STATED GOAL → Check the listing below for lines that hold "координат". How many are there? Please give only the number.

Saved data entries
====================

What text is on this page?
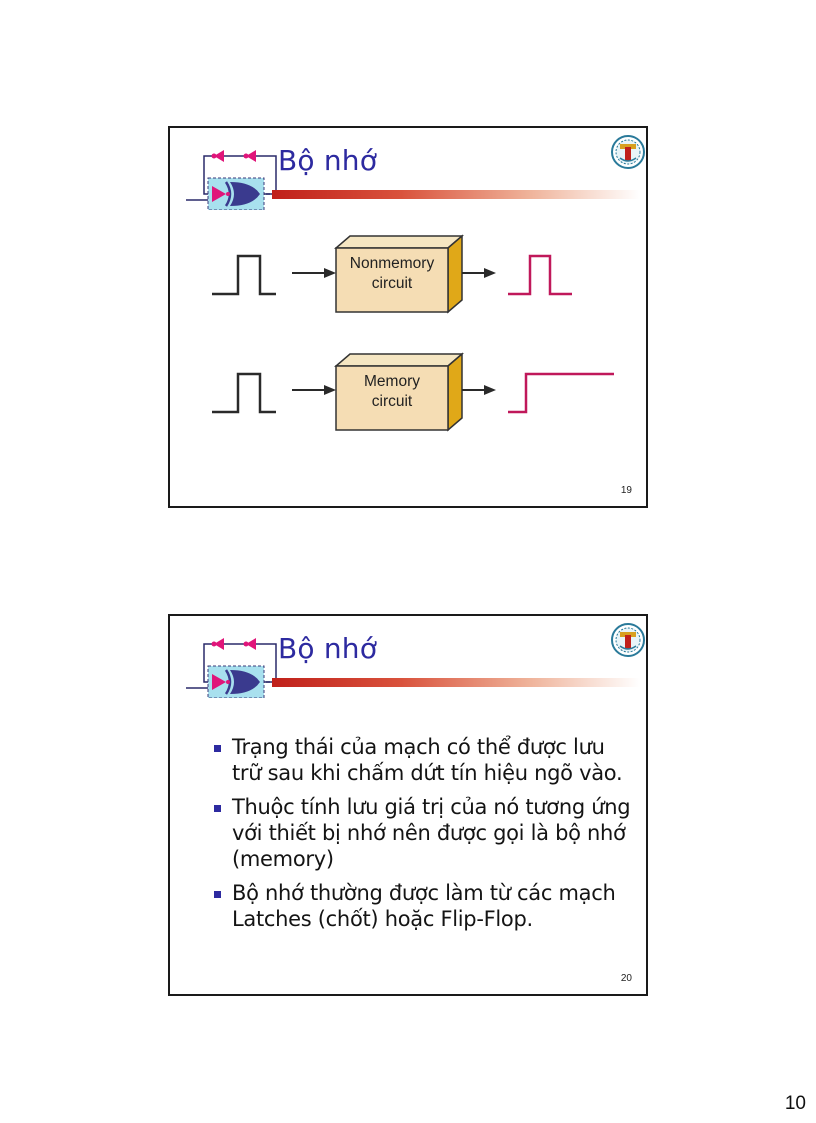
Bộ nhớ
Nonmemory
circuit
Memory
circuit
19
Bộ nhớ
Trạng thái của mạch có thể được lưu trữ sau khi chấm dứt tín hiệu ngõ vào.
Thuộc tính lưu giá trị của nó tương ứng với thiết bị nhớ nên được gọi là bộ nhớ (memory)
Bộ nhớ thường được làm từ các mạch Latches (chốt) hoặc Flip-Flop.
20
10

====================

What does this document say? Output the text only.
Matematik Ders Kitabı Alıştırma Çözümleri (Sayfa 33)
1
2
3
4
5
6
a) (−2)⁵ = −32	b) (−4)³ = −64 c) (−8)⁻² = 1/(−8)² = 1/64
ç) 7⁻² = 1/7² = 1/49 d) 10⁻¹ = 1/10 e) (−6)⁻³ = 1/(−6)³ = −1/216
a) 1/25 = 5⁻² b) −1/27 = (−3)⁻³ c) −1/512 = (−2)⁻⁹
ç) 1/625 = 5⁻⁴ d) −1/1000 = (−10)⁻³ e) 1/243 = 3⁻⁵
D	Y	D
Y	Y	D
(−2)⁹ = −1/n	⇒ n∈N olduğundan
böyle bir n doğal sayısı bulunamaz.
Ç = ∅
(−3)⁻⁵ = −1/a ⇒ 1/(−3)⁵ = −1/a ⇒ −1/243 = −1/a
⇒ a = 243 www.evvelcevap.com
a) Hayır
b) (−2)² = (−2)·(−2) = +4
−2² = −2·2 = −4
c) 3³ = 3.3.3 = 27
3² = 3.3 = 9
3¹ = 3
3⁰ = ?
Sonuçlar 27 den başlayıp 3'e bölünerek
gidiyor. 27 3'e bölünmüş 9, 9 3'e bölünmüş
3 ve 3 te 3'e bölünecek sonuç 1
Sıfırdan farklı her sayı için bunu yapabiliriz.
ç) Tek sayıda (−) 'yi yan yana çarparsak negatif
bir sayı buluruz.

====================

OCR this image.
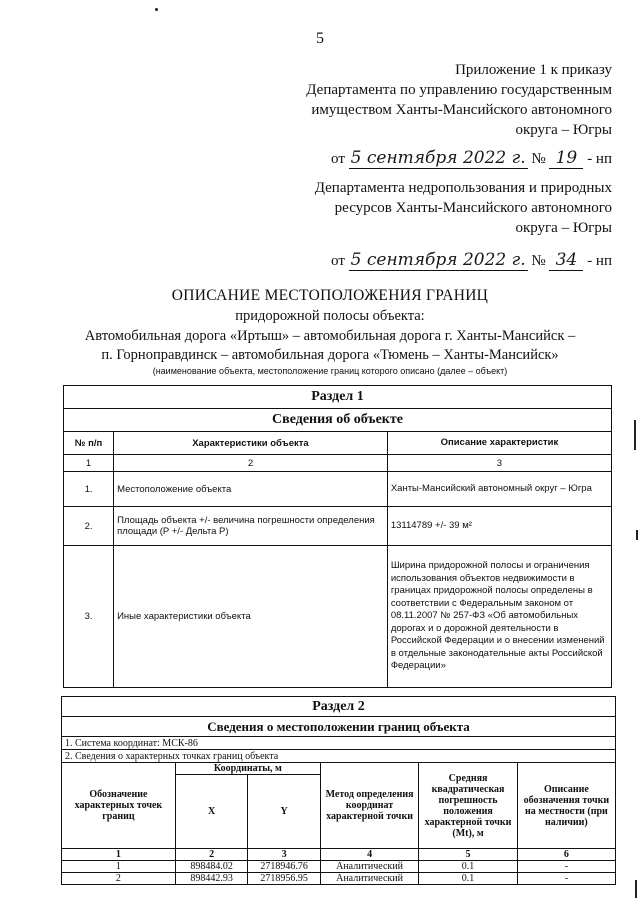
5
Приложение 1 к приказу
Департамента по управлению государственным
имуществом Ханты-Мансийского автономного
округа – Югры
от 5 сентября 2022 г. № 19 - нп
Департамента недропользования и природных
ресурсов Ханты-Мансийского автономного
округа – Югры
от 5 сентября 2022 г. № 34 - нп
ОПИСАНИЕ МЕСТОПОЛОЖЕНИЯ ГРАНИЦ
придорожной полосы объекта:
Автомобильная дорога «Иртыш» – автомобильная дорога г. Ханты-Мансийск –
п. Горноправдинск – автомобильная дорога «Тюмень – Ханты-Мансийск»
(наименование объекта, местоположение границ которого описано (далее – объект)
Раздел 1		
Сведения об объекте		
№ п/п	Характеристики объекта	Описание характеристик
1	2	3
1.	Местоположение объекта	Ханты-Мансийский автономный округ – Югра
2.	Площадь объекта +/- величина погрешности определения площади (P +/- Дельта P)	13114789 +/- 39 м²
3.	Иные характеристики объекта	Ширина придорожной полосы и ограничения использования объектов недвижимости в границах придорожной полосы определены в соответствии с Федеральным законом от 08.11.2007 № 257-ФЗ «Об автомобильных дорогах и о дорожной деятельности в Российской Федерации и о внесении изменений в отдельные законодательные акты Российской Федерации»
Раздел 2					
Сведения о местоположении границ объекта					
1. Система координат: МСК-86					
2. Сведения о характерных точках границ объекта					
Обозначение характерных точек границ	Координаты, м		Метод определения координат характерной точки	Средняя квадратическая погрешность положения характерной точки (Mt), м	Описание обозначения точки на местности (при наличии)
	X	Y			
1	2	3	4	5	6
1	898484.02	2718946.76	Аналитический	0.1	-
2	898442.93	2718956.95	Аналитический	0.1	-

====================

ANSWER TO THIS TASK → 2